=== MATERIAL SHOWN ===
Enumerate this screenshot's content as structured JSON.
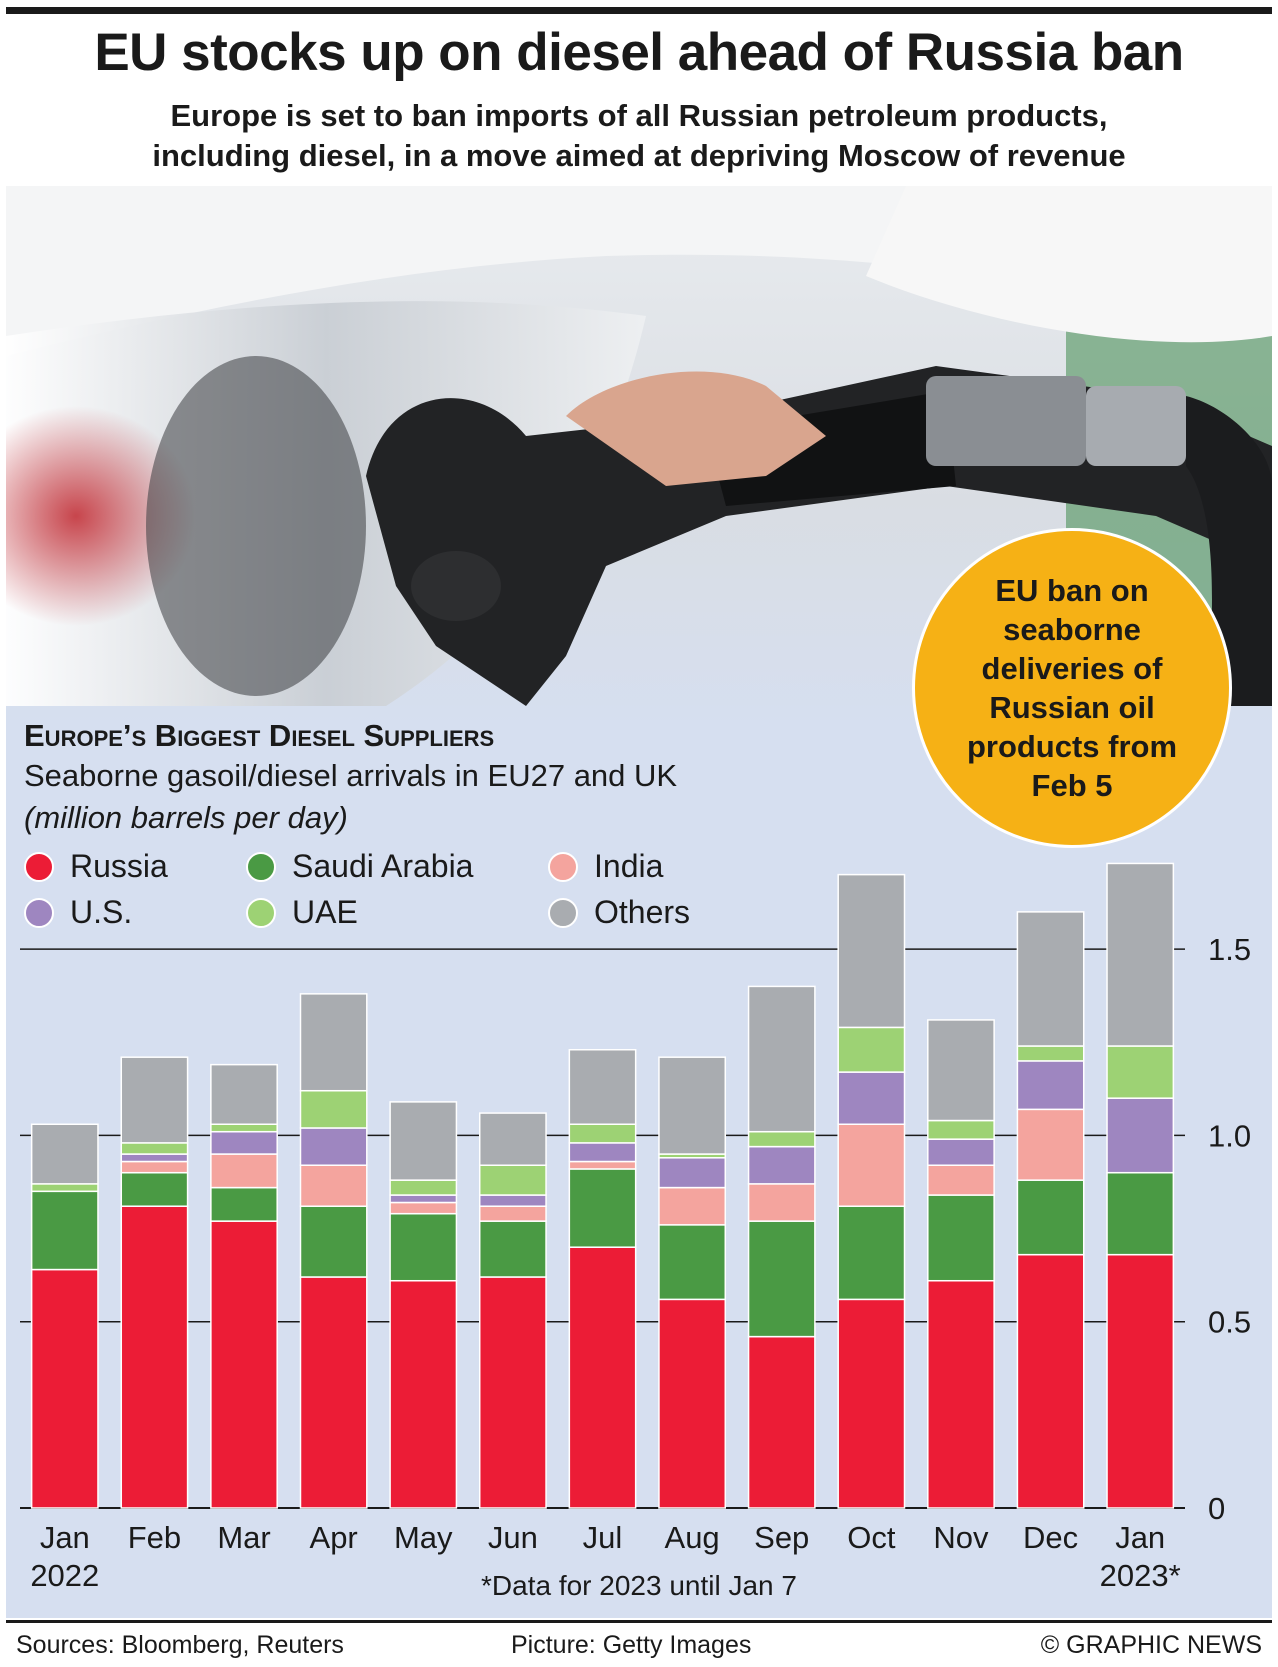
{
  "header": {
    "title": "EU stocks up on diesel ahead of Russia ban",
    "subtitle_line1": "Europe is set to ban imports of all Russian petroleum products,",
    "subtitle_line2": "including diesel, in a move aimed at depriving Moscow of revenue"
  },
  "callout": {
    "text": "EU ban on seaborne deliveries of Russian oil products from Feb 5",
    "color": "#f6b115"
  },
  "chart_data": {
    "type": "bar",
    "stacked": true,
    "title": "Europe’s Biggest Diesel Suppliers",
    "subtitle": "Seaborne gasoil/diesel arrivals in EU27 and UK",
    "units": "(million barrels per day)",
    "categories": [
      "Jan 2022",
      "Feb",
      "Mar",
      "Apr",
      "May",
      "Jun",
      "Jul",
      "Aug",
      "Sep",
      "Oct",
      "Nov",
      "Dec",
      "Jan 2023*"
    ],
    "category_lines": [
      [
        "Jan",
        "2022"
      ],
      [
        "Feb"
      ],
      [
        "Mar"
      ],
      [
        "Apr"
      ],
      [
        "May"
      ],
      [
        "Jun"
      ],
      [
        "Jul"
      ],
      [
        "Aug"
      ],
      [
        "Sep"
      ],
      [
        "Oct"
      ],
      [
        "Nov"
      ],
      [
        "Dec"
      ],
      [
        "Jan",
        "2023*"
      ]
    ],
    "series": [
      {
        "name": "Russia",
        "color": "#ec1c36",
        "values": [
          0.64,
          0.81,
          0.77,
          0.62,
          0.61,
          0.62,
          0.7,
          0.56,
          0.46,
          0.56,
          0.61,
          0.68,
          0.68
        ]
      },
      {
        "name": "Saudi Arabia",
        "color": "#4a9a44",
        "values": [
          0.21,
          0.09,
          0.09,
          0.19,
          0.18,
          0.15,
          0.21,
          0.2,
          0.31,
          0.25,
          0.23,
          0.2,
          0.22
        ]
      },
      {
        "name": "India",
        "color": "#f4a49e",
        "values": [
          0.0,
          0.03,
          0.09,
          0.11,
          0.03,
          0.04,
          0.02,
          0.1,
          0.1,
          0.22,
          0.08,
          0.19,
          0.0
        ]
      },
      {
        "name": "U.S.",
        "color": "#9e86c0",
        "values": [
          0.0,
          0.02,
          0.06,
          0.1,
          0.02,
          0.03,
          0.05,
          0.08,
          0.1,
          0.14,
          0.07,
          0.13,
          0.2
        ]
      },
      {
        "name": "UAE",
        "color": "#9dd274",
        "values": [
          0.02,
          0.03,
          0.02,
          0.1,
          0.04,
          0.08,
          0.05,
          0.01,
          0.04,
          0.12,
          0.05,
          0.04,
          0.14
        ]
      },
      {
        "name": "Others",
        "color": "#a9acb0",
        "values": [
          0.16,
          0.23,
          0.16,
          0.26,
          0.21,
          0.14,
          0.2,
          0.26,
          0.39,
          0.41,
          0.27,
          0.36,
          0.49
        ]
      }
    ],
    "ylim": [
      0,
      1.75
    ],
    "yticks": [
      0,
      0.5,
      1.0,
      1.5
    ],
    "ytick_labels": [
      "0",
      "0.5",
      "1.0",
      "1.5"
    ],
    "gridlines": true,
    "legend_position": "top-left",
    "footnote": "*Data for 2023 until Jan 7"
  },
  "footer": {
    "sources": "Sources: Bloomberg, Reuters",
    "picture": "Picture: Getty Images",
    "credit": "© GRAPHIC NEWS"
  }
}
===
◆ DIRECTIVE: All the records need to be repeated exactly, with the images dropped.

◆ EXERCISE ANSWER:
Enumerate this screenshot's content as structured JSON.
{
  "header": {
    "title": "EU stocks up on diesel ahead of Russia ban",
    "subtitle_line1": "Europe is set to ban imports of all Russian petroleum products,",
    "subtitle_line2": "including diesel, in a move aimed at depriving Moscow of revenue"
  },
  "callout": {
    "text": "EU ban on seaborne deliveries of Russian oil products from Feb 5",
    "color": "#f6b115"
  },
  "chart_data": {
    "type": "bar",
    "stacked": true,
    "title": "Europe’s Biggest Diesel Suppliers",
    "subtitle": "Seaborne gasoil/diesel arrivals in EU27 and UK",
    "units": "(million barrels per day)",
    "categories": [
      "Jan 2022",
      "Feb",
      "Mar",
      "Apr",
      "May",
      "Jun",
      "Jul",
      "Aug",
      "Sep",
      "Oct",
      "Nov",
      "Dec",
      "Jan 2023*"
    ],
    "category_lines": [
      [
        "Jan",
        "2022"
      ],
      [
        "Feb"
      ],
      [
        "Mar"
      ],
      [
        "Apr"
      ],
      [
        "May"
      ],
      [
        "Jun"
      ],
      [
        "Jul"
      ],
      [
        "Aug"
      ],
      [
        "Sep"
      ],
      [
        "Oct"
      ],
      [
        "Nov"
      ],
      [
        "Dec"
      ],
      [
        "Jan",
        "2023*"
      ]
    ],
    "series": [
      {
        "name": "Russia",
        "color": "#ec1c36",
        "values": [
          0.64,
          0.81,
          0.77,
          0.62,
          0.61,
          0.62,
          0.7,
          0.56,
          0.46,
          0.56,
          0.61,
          0.68,
          0.68
        ]
      },
      {
        "name": "Saudi Arabia",
        "color": "#4a9a44",
        "values": [
          0.21,
          0.09,
          0.09,
          0.19,
          0.18,
          0.15,
          0.21,
          0.2,
          0.31,
          0.25,
          0.23,
          0.2,
          0.22
        ]
      },
      {
        "name": "India",
        "color": "#f4a49e",
        "values": [
          0.0,
          0.03,
          0.09,
          0.11,
          0.03,
          0.04,
          0.02,
          0.1,
          0.1,
          0.22,
          0.08,
          0.19,
          0.0
        ]
      },
      {
        "name": "U.S.",
        "color": "#9e86c0",
        "values": [
          0.0,
          0.02,
          0.06,
          0.1,
          0.02,
          0.03,
          0.05,
          0.08,
          0.1,
          0.14,
          0.07,
          0.13,
          0.2
        ]
      },
      {
        "name": "UAE",
        "color": "#9dd274",
        "values": [
          0.02,
          0.03,
          0.02,
          0.1,
          0.04,
          0.08,
          0.05,
          0.01,
          0.04,
          0.12,
          0.05,
          0.04,
          0.14
        ]
      },
      {
        "name": "Others",
        "color": "#a9acb0",
        "values": [
          0.16,
          0.23,
          0.16,
          0.26,
          0.21,
          0.14,
          0.2,
          0.26,
          0.39,
          0.41,
          0.27,
          0.36,
          0.49
        ]
      }
    ],
    "ylim": [
      0,
      1.75
    ],
    "yticks": [
      0,
      0.5,
      1.0,
      1.5
    ],
    "ytick_labels": [
      "0",
      "0.5",
      "1.0",
      "1.5"
    ],
    "gridlines": true,
    "legend_position": "top-left",
    "footnote": "*Data for 2023 until Jan 7"
  },
  "footer": {
    "sources": "Sources: Bloomberg, Reuters",
    "picture": "Picture: Getty Images",
    "credit": "© GRAPHIC NEWS"
  }
}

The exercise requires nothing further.